▸ Written request: Compile every line that includes the word "ylabel".

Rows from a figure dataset
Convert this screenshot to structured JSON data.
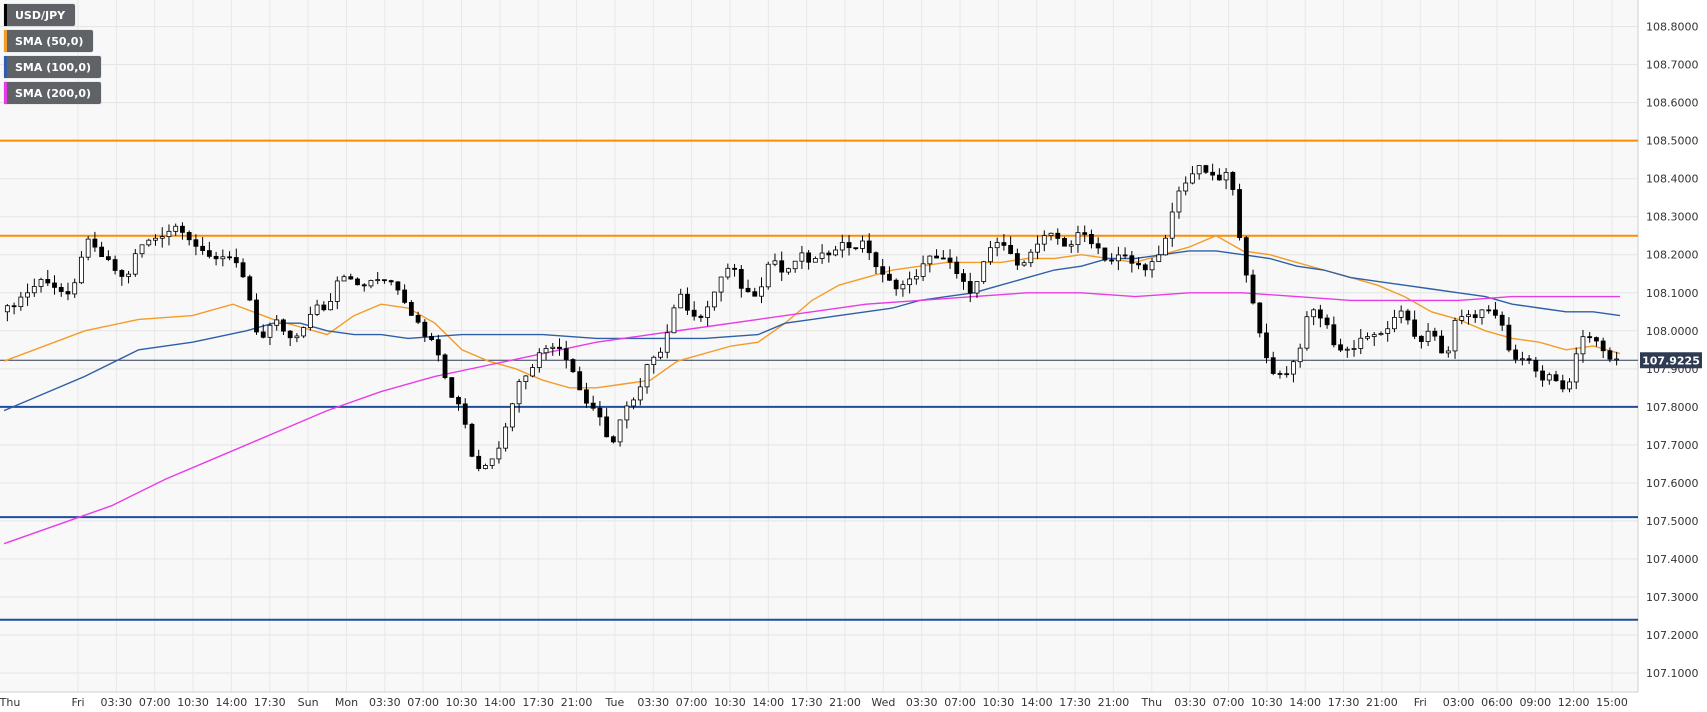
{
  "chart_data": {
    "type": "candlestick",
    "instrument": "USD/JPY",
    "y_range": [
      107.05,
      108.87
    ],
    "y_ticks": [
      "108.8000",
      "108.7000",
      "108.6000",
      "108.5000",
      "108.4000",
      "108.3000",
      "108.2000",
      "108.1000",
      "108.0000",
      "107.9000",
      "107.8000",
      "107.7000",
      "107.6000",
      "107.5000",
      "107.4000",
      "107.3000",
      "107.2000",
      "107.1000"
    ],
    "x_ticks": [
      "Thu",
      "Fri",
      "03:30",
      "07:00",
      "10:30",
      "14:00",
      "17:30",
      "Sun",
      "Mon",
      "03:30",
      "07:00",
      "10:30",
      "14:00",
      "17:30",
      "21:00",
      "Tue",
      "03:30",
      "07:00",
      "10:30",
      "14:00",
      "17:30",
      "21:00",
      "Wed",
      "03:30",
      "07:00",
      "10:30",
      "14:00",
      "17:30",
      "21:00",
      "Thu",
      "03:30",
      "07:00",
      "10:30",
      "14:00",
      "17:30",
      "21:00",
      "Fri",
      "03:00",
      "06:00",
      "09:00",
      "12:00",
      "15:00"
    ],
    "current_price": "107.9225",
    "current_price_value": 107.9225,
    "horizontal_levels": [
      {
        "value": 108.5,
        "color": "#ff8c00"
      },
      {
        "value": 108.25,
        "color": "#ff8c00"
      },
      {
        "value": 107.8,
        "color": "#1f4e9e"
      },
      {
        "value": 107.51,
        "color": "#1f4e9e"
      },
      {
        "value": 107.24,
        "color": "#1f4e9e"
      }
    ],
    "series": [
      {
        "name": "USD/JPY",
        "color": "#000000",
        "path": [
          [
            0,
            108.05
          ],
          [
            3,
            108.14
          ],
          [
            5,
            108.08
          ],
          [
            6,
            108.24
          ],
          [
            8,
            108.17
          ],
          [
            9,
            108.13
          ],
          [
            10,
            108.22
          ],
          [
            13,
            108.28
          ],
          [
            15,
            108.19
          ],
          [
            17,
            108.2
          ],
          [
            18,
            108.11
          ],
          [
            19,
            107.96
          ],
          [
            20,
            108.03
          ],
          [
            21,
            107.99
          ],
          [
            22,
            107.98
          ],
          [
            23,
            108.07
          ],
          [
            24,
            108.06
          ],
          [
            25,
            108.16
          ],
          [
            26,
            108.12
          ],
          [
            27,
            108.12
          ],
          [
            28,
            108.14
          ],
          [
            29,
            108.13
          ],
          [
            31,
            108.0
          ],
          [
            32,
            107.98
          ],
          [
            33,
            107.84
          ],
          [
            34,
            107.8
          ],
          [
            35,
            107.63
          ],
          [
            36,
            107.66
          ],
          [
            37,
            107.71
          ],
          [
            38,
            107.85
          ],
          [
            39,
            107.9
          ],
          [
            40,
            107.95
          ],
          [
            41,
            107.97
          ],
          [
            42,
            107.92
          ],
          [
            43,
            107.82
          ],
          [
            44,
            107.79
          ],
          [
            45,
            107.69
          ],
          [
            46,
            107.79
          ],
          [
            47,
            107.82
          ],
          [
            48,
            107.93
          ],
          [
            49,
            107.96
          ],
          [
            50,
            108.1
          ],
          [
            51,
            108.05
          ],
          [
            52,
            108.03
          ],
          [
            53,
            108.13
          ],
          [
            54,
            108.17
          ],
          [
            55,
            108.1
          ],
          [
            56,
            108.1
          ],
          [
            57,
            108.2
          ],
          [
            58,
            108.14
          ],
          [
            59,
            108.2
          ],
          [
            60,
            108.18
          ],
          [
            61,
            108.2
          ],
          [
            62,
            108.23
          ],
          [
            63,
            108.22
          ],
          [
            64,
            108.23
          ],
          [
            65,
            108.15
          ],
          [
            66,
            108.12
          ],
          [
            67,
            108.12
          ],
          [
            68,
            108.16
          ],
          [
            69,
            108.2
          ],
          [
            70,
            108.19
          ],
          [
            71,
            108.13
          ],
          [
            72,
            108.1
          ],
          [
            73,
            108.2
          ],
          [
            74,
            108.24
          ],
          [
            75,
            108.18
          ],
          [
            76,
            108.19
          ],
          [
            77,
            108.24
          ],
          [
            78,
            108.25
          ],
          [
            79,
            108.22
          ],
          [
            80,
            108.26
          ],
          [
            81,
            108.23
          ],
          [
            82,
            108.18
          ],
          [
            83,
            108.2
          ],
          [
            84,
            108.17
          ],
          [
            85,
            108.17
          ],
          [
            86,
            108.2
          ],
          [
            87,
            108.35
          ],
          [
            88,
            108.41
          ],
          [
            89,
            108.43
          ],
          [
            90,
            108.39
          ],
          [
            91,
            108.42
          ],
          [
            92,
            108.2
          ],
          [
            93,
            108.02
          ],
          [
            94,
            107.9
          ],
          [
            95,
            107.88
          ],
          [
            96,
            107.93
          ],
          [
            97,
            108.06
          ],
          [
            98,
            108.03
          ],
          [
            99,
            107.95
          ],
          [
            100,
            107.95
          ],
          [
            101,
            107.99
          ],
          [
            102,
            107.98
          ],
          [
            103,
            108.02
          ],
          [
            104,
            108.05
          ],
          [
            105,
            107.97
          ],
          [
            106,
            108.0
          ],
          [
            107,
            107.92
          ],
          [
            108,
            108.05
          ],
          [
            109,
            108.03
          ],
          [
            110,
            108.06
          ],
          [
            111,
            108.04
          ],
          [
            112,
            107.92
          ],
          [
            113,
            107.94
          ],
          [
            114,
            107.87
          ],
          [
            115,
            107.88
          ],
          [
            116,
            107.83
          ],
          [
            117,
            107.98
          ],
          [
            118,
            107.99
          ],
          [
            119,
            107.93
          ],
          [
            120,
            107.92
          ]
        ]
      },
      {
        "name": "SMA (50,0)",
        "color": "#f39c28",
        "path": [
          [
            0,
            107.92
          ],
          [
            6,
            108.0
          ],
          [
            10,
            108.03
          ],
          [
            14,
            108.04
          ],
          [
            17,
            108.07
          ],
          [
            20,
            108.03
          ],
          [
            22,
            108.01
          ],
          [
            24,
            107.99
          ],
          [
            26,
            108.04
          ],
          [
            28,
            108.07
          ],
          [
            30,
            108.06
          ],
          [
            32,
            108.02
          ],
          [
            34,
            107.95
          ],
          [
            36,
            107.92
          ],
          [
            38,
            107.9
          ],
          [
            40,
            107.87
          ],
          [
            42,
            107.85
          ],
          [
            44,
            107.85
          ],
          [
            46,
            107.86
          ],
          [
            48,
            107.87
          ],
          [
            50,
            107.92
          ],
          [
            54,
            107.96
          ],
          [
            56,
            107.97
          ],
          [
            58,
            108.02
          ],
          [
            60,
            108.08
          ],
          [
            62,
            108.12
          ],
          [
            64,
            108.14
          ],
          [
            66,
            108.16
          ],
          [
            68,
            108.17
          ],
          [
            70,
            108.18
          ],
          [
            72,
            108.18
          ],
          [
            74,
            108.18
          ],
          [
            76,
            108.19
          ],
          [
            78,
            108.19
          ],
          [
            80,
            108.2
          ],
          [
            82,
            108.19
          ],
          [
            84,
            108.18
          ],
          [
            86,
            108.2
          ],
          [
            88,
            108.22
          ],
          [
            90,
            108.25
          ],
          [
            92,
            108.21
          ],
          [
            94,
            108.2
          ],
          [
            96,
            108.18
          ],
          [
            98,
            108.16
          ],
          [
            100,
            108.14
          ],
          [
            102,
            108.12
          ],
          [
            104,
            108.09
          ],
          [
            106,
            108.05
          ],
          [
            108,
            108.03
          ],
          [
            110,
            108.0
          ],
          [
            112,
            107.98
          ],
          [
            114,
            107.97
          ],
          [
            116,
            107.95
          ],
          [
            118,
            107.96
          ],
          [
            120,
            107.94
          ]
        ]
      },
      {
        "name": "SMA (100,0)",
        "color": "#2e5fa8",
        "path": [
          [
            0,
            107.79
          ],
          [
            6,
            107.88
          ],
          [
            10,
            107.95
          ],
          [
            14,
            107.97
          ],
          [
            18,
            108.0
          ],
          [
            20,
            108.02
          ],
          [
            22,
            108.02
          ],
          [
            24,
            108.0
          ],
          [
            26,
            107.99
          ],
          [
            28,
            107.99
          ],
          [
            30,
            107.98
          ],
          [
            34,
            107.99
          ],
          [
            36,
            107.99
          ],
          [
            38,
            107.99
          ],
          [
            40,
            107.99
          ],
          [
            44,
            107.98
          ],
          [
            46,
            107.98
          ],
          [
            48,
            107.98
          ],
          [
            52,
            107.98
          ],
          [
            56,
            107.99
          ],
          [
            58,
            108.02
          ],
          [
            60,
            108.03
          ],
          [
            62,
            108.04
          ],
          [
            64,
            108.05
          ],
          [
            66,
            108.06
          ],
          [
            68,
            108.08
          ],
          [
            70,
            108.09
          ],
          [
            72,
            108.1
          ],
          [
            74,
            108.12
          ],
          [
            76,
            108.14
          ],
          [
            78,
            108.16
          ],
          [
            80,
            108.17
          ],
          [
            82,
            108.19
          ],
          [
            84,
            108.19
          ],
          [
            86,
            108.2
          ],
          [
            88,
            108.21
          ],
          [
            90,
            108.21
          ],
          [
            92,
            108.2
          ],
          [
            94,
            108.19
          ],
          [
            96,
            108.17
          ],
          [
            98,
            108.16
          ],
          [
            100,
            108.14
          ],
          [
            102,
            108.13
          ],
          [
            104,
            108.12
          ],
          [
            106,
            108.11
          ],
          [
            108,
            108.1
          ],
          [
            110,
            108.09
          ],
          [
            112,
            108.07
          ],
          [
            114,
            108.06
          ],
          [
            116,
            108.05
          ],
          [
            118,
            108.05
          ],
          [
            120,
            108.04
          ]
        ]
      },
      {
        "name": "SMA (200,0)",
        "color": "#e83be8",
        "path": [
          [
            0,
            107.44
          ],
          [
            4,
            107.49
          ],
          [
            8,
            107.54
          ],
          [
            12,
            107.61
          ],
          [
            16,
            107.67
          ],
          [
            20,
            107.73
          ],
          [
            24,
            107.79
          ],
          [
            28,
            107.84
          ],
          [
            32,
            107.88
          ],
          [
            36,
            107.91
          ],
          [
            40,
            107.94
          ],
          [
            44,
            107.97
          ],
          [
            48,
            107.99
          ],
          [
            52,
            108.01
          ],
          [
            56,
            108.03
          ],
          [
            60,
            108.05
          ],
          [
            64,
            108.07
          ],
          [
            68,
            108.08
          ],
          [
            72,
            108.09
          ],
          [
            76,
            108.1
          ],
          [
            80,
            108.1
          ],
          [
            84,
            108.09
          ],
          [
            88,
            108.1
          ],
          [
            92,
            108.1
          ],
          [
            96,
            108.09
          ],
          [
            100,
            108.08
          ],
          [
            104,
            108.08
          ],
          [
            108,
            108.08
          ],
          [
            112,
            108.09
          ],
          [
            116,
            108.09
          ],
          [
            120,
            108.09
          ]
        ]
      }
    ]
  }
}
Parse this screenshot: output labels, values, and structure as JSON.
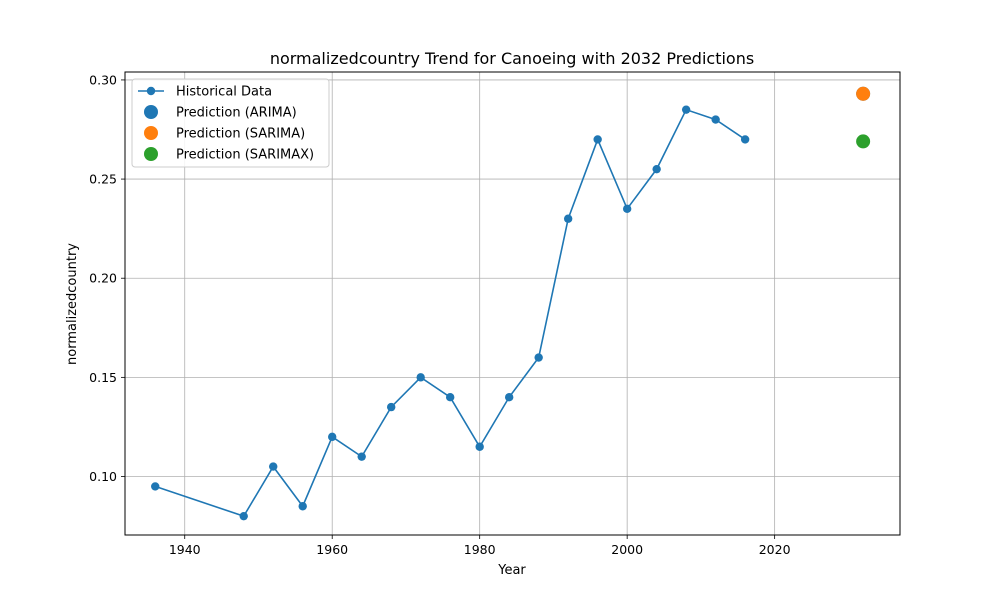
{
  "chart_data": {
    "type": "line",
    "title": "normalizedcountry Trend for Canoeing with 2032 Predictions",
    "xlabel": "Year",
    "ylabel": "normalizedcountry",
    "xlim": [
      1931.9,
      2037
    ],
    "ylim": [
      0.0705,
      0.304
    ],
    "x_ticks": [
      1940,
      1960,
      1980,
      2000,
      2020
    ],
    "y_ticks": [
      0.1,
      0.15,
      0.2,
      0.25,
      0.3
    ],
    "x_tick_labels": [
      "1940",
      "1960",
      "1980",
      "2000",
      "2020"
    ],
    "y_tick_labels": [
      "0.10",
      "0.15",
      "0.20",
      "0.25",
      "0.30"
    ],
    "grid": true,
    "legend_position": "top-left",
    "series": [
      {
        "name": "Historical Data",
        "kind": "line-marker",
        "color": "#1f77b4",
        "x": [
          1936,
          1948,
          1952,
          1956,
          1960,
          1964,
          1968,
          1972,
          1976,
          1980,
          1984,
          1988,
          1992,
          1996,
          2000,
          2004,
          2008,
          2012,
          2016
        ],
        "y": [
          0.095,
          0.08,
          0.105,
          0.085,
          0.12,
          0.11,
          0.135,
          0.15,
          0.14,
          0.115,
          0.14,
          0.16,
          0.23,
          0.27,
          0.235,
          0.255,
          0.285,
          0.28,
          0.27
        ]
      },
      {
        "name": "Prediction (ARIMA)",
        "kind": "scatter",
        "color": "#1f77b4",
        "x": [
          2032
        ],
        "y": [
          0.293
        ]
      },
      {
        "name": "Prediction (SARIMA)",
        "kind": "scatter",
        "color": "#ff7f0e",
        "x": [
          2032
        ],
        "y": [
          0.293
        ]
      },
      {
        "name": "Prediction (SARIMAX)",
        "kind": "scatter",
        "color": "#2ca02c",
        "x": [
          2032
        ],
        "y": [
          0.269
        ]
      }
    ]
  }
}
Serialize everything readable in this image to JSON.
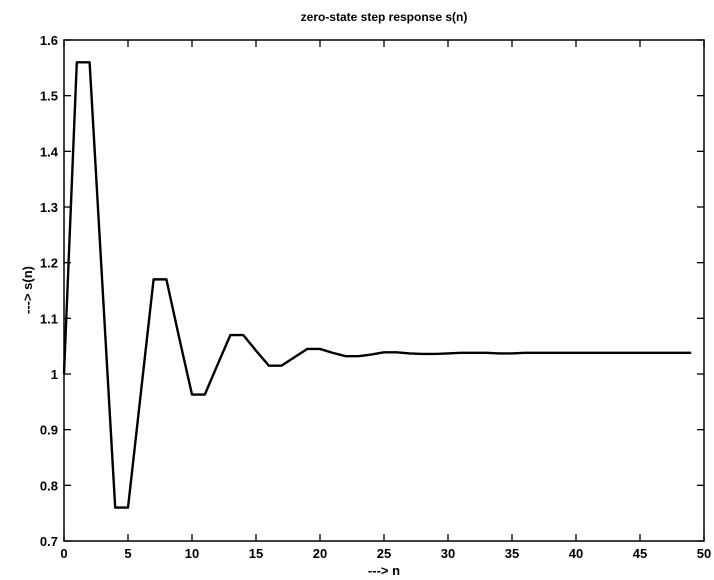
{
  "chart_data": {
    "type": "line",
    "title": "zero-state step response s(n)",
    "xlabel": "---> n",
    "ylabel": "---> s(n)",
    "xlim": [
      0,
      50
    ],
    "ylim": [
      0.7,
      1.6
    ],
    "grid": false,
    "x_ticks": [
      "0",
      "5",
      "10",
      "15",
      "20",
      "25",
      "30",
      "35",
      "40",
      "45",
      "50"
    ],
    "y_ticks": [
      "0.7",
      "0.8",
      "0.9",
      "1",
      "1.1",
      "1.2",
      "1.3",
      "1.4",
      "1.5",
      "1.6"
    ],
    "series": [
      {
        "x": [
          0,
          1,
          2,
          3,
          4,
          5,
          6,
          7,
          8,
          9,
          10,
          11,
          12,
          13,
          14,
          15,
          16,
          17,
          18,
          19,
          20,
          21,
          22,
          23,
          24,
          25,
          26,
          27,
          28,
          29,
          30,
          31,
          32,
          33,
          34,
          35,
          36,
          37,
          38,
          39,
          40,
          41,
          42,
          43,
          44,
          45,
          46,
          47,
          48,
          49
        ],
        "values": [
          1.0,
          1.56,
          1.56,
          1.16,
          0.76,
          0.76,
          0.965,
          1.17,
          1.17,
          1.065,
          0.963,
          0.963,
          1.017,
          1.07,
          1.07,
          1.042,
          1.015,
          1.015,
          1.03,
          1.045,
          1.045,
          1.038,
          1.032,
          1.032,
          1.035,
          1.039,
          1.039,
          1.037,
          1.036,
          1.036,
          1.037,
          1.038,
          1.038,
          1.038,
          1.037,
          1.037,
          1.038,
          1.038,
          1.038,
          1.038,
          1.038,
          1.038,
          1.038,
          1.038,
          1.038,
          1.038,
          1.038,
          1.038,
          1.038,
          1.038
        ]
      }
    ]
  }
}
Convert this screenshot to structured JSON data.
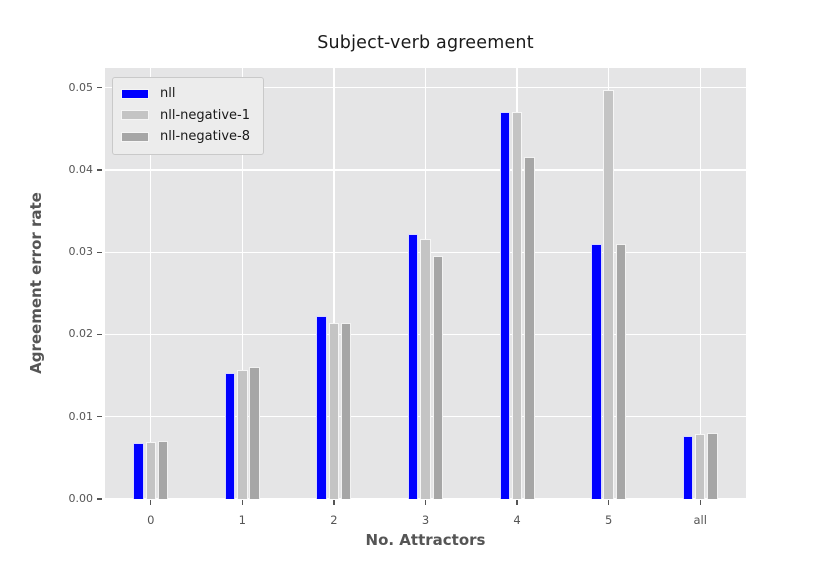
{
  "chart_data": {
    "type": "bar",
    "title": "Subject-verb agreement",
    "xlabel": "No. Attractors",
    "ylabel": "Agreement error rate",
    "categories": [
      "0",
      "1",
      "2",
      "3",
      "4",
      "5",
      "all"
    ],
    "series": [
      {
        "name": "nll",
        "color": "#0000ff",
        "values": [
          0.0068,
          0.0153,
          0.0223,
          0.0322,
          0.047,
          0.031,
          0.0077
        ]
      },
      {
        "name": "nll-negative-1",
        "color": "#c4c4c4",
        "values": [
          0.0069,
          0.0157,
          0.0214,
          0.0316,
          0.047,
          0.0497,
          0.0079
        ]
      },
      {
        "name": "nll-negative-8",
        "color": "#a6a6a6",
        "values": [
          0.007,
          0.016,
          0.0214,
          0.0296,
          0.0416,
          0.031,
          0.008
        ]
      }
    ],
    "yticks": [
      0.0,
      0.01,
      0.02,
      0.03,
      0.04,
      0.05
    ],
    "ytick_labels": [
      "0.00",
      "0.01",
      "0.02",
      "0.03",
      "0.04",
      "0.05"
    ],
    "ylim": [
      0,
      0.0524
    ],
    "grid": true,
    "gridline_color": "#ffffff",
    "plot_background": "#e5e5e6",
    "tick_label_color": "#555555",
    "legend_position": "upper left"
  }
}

▸ Problem solution:
    "ylabel": "normalizedcountry",
    "ylabel": "---> s(n)",
    "ylabel": "Agreement error rate",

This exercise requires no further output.